*EXERCISE INSTRUCTIONS*:
When you restate the entries that follow, keep every word exactly and drop the pictures.

*INPUT FOR THIS TASK*:
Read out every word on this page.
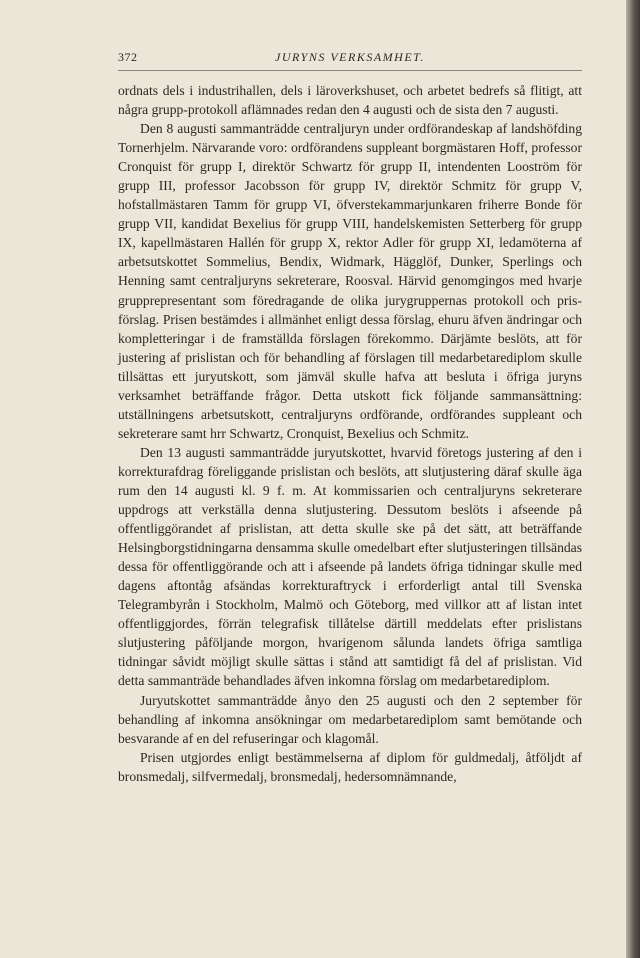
372	JURYNS VERKSAMHET.

ordnats dels i industrihallen, dels i läroverkshuset, och arbetet bedrefs så flitigt, att några grupp-protokoll aflämnades redan den 4 augusti och de sista den 7 augusti.

Den 8 augusti sammanträdde centraljuryn under ordförandeskap af landshöfding Tornerhjelm. Närvarande voro: ordförandens suppleant borgmästaren Hoff, professor Cronquist för grupp I, direktör Schwartz för grupp II, intendenten Looström för grupp III, professor Jacobsson för grupp IV, direktör Schmitz för grupp V, hofstallmästaren Tamm för grupp VI, öfverstekammarjunkaren friherre Bonde för grupp VII, kandidat Bexelius för grupp VIII, handelskemisten Setterberg för grupp IX, kapellmästaren Hallén för grupp X, rektor Adler för grupp XI, ledamöterna af arbetsutskottet Sommelius, Bendix, Widmark, Hägglöf, Dunker, Sperlings och Henning samt centraljuryns sekreterare, Roosval. Härvid genomgingos med hvarje grupprepresentant som föredragande de olika jurygruppernas protokoll och prisförslag. Prisen bestämdes i allmänhet enligt dessa förslag, ehuru äfven ändringar och kompletteringar i de framställda förslagen förekommo. Därjämte beslöts, att för justering af prislistan och för behandling af förslagen till medarbetarediplom skulle tillsättas ett juryutskott, som jämväl skulle hafva att besluta i öfriga juryns verksamhet beträffande frågor. Detta utskott fick följande sammansättning: utställningens arbetsutskott, centraljuryns ordförande, ordförandes suppleant och sekreterare samt hrr Schwartz, Cronquist, Bexelius och Schmitz.

Den 13 augusti sammanträdde juryutskottet, hvarvid företogs justering af den i korrekturafdrag föreliggande prislistan och beslöts, att slutjustering däraf skulle äga rum den 14 augusti kl. 9 f. m. At kommissarien och centraljuryns sekreterare uppdrogs att verkställa denna slutjustering. Dessutom beslöts i afseende på offentliggörandet af prislistan, att detta skulle ske på det sätt, att beträffande Helsingborgstidningarna densamma skulle omedelbart efter slutjusteringen tillsändas dessa för offentliggörande och att i afseende på landets öfriga tidningar skulle med dagens aftontåg afsändas korrekturaftryck i erforderligt antal till Svenska Telegrambyrån i Stockholm, Malmö och Göteborg, med villkor att af listan intet offentliggjordes, förrän telegrafisk tillåtelse därtill meddelats efter prislistans slutjustering påföljande morgon, hvarigenom sålunda landets öfriga samtliga tidningar såvidt möjligt skulle sättas i stånd att samtidigt få del af prislistan. Vid detta sammanträde behandlades äfven inkomna förslag om medarbetarediplom.

Juryutskottet sammanträdde ånyo den 25 augusti och den 2 september för behandling af inkomna ansökningar om medarbetarediplom samt bemötande och besvarande af en del refuseringar och klagomål.

Prisen utgjordes enligt bestämmelserna af diplom för guldmedalj, åtföljdt af bronsmedalj, silfvermedalj, bronsmedalj, hedersomnämnande,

*RESULT OF THIS EXERCISE*:
Read out every word on this page.
372	JURYNS VERKSAMHET.

ordnats dels i industrihallen, dels i läroverkshuset, och arbetet bedrefs så flitigt, att några grupp-protokoll aflämnades redan den 4 augusti och de sista den 7 augusti.

Den 8 augusti sammanträdde centraljuryn under ordförandeskap af landshöfding Tornerhjelm. Närvarande voro: ordförandens suppleant borgmästaren Hoff, professor Cronquist för grupp I, direktör Schwartz för grupp II, intendenten Looström för grupp III, professor Jacobsson för grupp IV, direktör Schmitz för grupp V, hofstallmästaren Tamm för grupp VI, öfverstekammarjunkaren friherre Bonde för grupp VII, kandidat Bexelius för grupp VIII, handelskemisten Setterberg för grupp IX, kapellmästaren Hallén för grupp X, rektor Adler för grupp XI, ledamöterna af arbetsutskottet Sommelius, Bendix, Widmark, Hägglöf, Dunker, Sperlings och Henning samt centraljuryns sekreterare, Roosval. Härvid genomgingos med hvarje grupprepresentant som föredragande de olika jurygruppernas protokoll och prisförslag. Prisen bestämdes i allmänhet enligt dessa förslag, ehuru äfven ändringar och kompletteringar i de framställda förslagen förekommo. Därjämte beslöts, att för justering af prislistan och för behandling af förslagen till medarbetarediplom skulle tillsättas ett juryutskott, som jämväl skulle hafva att besluta i öfriga juryns verksamhet beträffande frågor. Detta utskott fick följande sammansättning: utställningens arbetsutskott, centraljuryns ordförande, ordförandes suppleant och sekreterare samt hrr Schwartz, Cronquist, Bexelius och Schmitz.

Den 13 augusti sammanträdde juryutskottet, hvarvid företogs justering af den i korrekturafdrag föreliggande prislistan och beslöts, att slutjustering däraf skulle äga rum den 14 augusti kl. 9 f. m. At kommissarien och centraljuryns sekreterare uppdrogs att verkställa denna slutjustering. Dessutom beslöts i afseende på offentliggörandet af prislistan, att detta skulle ske på det sätt, att beträffande Helsingborgstidningarna densamma skulle omedelbart efter slutjusteringen tillsändas dessa för offentliggörande och att i afseende på landets öfriga tidningar skulle med dagens aftontåg afsändas korrekturaftryck i erforderligt antal till Svenska Telegrambyrån i Stockholm, Malmö och Göteborg, med villkor att af listan intet offentliggjordes, förrän telegrafisk tillåtelse därtill meddelats efter prislistans slutjustering påföljande morgon, hvarigenom sålunda landets öfriga samtliga tidningar såvidt möjligt skulle sättas i stånd att samtidigt få del af prislistan. Vid detta sammanträde behandlades äfven inkomna förslag om medarbetarediplom.

Juryutskottet sammanträdde ånyo den 25 augusti och den 2 september för behandling af inkomna ansökningar om medarbetarediplom samt bemötande och besvarande af en del refuseringar och klagomål.

Prisen utgjordes enligt bestämmelserna af diplom för guldmedalj, åtföljdt af bronsmedalj, silfvermedalj, bronsmedalj, hedersomnämnande,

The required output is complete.